Beneath this task is a listing; retype all of it exactly.

● **Data entries**
════════════════════

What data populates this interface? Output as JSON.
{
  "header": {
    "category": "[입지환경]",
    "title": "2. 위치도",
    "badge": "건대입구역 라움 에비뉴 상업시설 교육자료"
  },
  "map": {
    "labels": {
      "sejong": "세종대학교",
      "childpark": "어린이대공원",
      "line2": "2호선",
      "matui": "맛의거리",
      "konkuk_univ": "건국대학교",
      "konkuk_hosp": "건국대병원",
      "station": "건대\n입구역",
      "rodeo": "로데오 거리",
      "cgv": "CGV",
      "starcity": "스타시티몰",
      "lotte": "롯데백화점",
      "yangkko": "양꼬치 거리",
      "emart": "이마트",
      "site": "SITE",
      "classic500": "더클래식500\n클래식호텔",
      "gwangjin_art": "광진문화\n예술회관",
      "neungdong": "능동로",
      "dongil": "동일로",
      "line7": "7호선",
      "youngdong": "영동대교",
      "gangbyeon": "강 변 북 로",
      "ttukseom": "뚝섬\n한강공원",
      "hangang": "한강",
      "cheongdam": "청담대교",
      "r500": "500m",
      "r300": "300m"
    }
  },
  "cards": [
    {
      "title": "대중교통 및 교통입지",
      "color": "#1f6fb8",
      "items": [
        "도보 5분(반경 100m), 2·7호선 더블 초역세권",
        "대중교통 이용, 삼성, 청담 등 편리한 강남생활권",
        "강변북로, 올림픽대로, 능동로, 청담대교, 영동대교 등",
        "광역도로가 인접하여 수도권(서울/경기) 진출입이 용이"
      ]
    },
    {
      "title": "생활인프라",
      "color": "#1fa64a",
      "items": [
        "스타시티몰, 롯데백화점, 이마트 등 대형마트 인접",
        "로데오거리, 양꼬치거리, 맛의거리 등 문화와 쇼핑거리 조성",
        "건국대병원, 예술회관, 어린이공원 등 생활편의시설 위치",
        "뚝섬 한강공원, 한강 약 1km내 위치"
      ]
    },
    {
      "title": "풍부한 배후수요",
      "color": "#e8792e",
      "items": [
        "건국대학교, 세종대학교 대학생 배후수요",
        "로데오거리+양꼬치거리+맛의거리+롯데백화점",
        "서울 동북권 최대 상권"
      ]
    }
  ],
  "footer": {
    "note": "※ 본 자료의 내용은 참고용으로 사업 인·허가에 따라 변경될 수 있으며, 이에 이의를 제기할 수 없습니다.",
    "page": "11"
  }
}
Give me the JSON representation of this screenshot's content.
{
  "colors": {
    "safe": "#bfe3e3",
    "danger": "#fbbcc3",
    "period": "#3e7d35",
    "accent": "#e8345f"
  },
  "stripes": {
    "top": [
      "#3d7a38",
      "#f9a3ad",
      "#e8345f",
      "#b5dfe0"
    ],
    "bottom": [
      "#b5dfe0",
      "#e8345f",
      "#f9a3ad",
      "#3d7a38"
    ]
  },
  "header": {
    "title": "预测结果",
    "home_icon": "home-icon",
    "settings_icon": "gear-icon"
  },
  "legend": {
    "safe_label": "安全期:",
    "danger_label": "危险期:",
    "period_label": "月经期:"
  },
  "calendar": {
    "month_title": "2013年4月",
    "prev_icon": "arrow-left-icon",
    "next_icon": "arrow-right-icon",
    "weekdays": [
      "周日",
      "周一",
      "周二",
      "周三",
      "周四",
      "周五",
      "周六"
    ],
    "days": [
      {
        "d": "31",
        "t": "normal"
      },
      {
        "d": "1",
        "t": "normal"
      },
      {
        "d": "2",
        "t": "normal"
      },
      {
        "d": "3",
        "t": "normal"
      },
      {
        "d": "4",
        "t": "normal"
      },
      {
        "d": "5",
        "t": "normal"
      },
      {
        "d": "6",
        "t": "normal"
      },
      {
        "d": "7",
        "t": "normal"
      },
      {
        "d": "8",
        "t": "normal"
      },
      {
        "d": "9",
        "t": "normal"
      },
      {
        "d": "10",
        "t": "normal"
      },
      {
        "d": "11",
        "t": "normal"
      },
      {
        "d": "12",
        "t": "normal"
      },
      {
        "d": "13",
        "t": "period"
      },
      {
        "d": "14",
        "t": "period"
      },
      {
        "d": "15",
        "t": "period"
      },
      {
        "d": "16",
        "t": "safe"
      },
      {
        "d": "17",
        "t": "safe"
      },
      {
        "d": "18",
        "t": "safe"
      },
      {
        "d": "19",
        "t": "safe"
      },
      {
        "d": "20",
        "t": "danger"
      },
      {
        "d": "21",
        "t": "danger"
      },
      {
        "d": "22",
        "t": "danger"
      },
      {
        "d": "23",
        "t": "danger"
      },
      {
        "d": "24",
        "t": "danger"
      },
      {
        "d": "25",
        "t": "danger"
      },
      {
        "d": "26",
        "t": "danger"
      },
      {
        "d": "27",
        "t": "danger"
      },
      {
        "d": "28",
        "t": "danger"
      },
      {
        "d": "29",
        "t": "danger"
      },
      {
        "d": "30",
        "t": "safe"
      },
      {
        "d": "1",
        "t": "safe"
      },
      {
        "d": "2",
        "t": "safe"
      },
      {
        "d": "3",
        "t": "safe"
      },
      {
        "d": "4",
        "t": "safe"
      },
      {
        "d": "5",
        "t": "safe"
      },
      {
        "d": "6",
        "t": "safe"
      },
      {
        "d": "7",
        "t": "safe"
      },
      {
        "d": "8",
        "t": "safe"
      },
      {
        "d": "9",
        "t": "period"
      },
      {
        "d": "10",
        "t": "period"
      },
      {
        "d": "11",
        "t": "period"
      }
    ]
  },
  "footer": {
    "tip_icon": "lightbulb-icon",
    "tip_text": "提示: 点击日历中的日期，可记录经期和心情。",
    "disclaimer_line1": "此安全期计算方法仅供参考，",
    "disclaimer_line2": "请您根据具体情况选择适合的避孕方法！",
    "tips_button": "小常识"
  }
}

════════════════════

● **Result of the exercise**
What data populates this interface? Output as JSON.
{
  "header": {
    "category": "[입지환경]",
    "title": "2. 위치도",
    "badge": "건대입구역 라움 에비뉴 상업시설 교육자료"
  },
  "map": {
    "labels": {
      "sejong": "세종대학교",
      "childpark": "어린이대공원",
      "line2": "2호선",
      "matui": "맛의거리",
      "konkuk_univ": "건국대학교",
      "konkuk_hosp": "건국대병원",
      "station": "건대\n입구역",
      "rodeo": "로데오 거리",
      "cgv": "CGV",
      "starcity": "스타시티몰",
      "lotte": "롯데백화점",
      "yangkko": "양꼬치 거리",
      "emart": "이마트",
      "site": "SITE",
      "classic500": "더클래식500\n클래식호텔",
      "gwangjin_art": "광진문화\n예술회관",
      "neungdong": "능동로",
      "dongil": "동일로",
      "line7": "7호선",
      "youngdong": "영동대교",
      "gangbyeon": "강 변 북 로",
      "ttukseom": "뚝섬\n한강공원",
      "hangang": "한강",
      "cheongdam": "청담대교",
      "r500": "500m",
      "r300": "300m"
    }
  },
  "cards": [
    {
      "title": "대중교통 및 교통입지",
      "color": "#1f6fb8",
      "items": [
        "도보 5분(반경 100m), 2·7호선 더블 초역세권",
        "대중교통 이용, 삼성, 청담 등 편리한 강남생활권",
        "강변북로, 올림픽대로, 능동로, 청담대교, 영동대교 등",
        "광역도로가 인접하여 수도권(서울/경기) 진출입이 용이"
      ]
    },
    {
      "title": "생활인프라",
      "color": "#1fa64a",
      "items": [
        "스타시티몰, 롯데백화점, 이마트 등 대형마트 인접",
        "로데오거리, 양꼬치거리, 맛의거리 등 문화와 쇼핑거리 조성",
        "건국대병원, 예술회관, 어린이공원 등 생활편의시설 위치",
        "뚝섬 한강공원, 한강 약 1km내 위치"
      ]
    },
    {
      "title": "풍부한 배후수요",
      "color": "#e8792e",
      "items": [
        "건국대학교, 세종대학교 대학생 배후수요",
        "로데오거리+양꼬치거리+맛의거리+롯데백화점",
        "서울 동북권 최대 상권"
      ]
    }
  ],
  "footer": {
    "note": "※ 본 자료의 내용은 참고용으로 사업 인·허가에 따라 변경될 수 있으며, 이에 이의를 제기할 수 없습니다.",
    "page": "11"
  }
}
Give me the JSON representation of this screenshot's content.
{
  "colors": {
    "safe": "#bfe3e3",
    "danger": "#fbbcc3",
    "period": "#3e7d35",
    "accent": "#e8345f"
  },
  "stripes": {
    "top": [
      "#3d7a38",
      "#f9a3ad",
      "#e8345f",
      "#b5dfe0"
    ],
    "bottom": [
      "#b5dfe0",
      "#e8345f",
      "#f9a3ad",
      "#3d7a38"
    ]
  },
  "header": {
    "title": "预测结果",
    "home_icon": "home-icon",
    "settings_icon": "gear-icon"
  },
  "legend": {
    "safe_label": "安全期:",
    "danger_label": "危险期:",
    "period_label": "月经期:"
  },
  "calendar": {
    "month_title": "2013年4月",
    "prev_icon": "arrow-left-icon",
    "next_icon": "arrow-right-icon",
    "weekdays": [
      "周日",
      "周一",
      "周二",
      "周三",
      "周四",
      "周五",
      "周六"
    ],
    "days": [
      {
        "d": "31",
        "t": "normal"
      },
      {
        "d": "1",
        "t": "normal"
      },
      {
        "d": "2",
        "t": "normal"
      },
      {
        "d": "3",
        "t": "normal"
      },
      {
        "d": "4",
        "t": "normal"
      },
      {
        "d": "5",
        "t": "normal"
      },
      {
        "d": "6",
        "t": "normal"
      },
      {
        "d": "7",
        "t": "normal"
      },
      {
        "d": "8",
        "t": "normal"
      },
      {
        "d": "9",
        "t": "normal"
      },
      {
        "d": "10",
        "t": "normal"
      },
      {
        "d": "11",
        "t": "normal"
      },
      {
        "d": "12",
        "t": "normal"
      },
      {
        "d": "13",
        "t": "period"
      },
      {
        "d": "14",
        "t": "period"
      },
      {
        "d": "15",
        "t": "period"
      },
      {
        "d": "16",
        "t": "safe"
      },
      {
        "d": "17",
        "t": "safe"
      },
      {
        "d": "18",
        "t": "safe"
      },
      {
        "d": "19",
        "t": "safe"
      },
      {
        "d": "20",
        "t": "danger"
      },
      {
        "d": "21",
        "t": "danger"
      },
      {
        "d": "22",
        "t": "danger"
      },
      {
        "d": "23",
        "t": "danger"
      },
      {
        "d": "24",
        "t": "danger"
      },
      {
        "d": "25",
        "t": "danger"
      },
      {
        "d": "26",
        "t": "danger"
      },
      {
        "d": "27",
        "t": "danger"
      },
      {
        "d": "28",
        "t": "danger"
      },
      {
        "d": "29",
        "t": "danger"
      },
      {
        "d": "30",
        "t": "safe"
      },
      {
        "d": "1",
        "t": "safe"
      },
      {
        "d": "2",
        "t": "safe"
      },
      {
        "d": "3",
        "t": "safe"
      },
      {
        "d": "4",
        "t": "safe"
      },
      {
        "d": "5",
        "t": "safe"
      },
      {
        "d": "6",
        "t": "safe"
      },
      {
        "d": "7",
        "t": "safe"
      },
      {
        "d": "8",
        "t": "safe"
      },
      {
        "d": "9",
        "t": "period"
      },
      {
        "d": "10",
        "t": "period"
      },
      {
        "d": "11",
        "t": "period"
      }
    ]
  },
  "footer": {
    "tip_icon": "lightbulb-icon",
    "tip_text": "提示: 点击日历中的日期，可记录经期和心情。",
    "disclaimer_line1": "此安全期计算方法仅供参考，",
    "disclaimer_line2": "请您根据具体情况选择适合的避孕方法！",
    "tips_button": "小常识"
  }
}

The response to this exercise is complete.